• Exercise:
Copy out the lines below verbatim, starting at the first one and ending at the line containing "staticText: 3 — [90, 239, 95, 251]", with both included.

• Stored records:
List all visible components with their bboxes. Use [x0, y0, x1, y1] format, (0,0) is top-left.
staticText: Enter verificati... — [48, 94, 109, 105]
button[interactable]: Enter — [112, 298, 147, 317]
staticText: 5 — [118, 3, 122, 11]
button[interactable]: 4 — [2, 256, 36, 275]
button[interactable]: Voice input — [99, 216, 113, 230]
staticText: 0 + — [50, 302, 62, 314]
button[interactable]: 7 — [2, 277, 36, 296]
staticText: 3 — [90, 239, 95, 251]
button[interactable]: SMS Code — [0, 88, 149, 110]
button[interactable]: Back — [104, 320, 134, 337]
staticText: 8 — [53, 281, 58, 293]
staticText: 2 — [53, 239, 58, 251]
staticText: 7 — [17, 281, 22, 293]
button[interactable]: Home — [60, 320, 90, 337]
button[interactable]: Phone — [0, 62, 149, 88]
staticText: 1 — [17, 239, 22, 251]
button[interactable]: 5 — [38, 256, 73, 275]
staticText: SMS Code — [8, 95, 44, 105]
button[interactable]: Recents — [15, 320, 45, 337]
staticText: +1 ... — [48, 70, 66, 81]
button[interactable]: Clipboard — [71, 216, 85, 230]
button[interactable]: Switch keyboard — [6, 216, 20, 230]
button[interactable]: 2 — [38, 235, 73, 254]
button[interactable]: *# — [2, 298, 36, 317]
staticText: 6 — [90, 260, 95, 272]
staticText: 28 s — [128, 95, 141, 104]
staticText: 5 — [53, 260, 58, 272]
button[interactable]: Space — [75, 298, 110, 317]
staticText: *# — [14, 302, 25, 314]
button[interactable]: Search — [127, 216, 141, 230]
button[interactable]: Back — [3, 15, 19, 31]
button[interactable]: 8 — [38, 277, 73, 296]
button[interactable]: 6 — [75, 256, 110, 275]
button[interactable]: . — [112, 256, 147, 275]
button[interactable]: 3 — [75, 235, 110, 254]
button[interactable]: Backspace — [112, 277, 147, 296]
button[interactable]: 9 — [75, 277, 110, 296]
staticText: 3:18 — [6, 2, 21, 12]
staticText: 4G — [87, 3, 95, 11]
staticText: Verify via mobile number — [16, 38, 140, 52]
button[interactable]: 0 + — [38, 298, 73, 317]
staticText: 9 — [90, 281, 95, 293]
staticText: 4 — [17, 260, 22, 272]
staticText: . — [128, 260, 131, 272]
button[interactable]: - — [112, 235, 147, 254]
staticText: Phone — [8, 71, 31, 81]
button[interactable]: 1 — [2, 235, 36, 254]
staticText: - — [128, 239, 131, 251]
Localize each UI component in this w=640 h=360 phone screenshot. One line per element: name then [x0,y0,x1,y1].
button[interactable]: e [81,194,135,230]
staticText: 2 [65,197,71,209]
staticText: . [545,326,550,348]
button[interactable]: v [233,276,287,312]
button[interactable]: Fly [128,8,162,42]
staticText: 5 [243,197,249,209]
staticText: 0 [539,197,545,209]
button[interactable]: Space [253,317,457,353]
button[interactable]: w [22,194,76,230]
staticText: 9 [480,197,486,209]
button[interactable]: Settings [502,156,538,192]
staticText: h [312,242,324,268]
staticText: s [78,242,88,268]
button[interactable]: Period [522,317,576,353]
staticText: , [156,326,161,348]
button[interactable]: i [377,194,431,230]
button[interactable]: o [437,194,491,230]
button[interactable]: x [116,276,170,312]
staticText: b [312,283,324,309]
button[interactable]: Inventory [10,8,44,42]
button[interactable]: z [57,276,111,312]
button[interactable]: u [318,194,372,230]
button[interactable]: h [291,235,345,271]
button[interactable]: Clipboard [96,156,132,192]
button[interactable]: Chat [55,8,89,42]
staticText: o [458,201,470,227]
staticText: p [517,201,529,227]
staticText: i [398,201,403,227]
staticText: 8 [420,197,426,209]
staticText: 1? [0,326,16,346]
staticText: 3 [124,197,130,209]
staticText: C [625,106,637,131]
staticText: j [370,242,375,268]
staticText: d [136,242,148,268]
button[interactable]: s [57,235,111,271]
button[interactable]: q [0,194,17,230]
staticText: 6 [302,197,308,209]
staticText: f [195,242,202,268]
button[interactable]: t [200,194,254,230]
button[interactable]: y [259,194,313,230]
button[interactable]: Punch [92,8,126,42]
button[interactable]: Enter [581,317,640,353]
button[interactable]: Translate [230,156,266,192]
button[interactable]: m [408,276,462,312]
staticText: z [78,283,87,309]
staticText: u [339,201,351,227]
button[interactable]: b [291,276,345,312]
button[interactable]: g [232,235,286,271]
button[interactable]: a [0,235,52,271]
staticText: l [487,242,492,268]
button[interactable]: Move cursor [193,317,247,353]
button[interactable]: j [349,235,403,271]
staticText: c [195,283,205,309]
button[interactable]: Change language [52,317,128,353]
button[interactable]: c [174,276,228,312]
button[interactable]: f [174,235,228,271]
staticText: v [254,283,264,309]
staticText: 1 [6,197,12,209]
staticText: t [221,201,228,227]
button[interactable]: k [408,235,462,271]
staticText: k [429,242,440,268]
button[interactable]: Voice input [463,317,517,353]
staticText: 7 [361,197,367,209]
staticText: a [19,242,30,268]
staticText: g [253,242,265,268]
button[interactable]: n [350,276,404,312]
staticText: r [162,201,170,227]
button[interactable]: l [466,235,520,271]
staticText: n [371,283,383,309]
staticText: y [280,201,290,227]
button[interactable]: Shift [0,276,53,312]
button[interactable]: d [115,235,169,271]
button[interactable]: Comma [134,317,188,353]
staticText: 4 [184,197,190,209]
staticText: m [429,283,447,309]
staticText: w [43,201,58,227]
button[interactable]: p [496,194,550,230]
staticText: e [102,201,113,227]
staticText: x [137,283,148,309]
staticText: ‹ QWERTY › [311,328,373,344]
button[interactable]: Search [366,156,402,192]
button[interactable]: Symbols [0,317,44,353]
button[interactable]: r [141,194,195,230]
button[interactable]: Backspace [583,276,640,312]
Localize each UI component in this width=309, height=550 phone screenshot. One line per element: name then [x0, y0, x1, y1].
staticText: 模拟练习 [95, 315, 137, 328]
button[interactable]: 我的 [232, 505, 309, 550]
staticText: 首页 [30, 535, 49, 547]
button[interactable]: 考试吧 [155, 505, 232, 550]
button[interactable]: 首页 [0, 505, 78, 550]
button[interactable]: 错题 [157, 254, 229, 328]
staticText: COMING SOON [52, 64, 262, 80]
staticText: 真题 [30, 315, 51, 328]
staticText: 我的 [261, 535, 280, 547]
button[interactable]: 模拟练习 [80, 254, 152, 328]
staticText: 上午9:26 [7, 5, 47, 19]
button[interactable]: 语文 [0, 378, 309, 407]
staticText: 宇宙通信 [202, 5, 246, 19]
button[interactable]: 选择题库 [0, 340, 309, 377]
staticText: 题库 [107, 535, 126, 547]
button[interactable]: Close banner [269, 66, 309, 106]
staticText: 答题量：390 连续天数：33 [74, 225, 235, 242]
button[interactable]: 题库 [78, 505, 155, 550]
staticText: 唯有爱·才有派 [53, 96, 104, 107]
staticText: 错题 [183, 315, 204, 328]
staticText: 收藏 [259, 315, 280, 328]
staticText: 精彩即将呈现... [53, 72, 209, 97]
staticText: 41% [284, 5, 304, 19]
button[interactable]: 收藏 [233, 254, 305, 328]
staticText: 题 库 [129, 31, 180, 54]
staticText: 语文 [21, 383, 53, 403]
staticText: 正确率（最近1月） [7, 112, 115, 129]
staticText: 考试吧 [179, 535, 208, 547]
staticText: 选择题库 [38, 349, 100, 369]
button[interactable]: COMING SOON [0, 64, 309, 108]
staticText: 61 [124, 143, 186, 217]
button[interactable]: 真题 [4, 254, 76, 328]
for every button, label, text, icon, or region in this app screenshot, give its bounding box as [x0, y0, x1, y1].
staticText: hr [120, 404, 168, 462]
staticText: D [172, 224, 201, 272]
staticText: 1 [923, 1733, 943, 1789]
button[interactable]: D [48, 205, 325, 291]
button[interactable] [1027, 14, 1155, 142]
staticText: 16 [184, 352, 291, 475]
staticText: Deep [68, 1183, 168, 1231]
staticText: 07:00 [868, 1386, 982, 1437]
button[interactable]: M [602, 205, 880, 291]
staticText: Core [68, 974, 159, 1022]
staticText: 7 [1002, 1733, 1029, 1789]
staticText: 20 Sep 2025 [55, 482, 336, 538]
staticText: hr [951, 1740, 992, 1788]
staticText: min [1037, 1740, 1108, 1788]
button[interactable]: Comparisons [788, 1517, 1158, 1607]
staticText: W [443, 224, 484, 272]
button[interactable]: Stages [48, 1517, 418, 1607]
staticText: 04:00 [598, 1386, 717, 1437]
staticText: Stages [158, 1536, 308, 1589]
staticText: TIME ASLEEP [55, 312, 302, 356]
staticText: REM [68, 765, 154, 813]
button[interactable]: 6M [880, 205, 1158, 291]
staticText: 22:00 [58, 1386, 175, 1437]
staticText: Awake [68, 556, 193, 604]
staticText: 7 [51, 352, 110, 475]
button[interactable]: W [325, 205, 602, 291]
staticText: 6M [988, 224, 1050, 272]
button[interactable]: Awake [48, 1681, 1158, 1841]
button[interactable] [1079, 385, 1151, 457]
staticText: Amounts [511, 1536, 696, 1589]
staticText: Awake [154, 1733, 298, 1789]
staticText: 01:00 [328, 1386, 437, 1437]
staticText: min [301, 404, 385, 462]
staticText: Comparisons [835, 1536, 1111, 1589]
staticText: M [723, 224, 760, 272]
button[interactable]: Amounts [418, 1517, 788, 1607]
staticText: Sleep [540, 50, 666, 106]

• Finished exercise:
List all visible components with their bboxes. Use [x0, y0, x1, y1] format, (0,0) is top-left.
staticText: Enter verificati... — [48, 94, 109, 105]
button[interactable]: Enter — [112, 298, 147, 317]
staticText: 5 — [118, 3, 122, 11]
button[interactable]: 4 — [2, 256, 36, 275]
button[interactable]: Voice input — [99, 216, 113, 230]
staticText: 0 + — [50, 302, 62, 314]
button[interactable]: 7 — [2, 277, 36, 296]
staticText: 3 — [90, 239, 95, 251]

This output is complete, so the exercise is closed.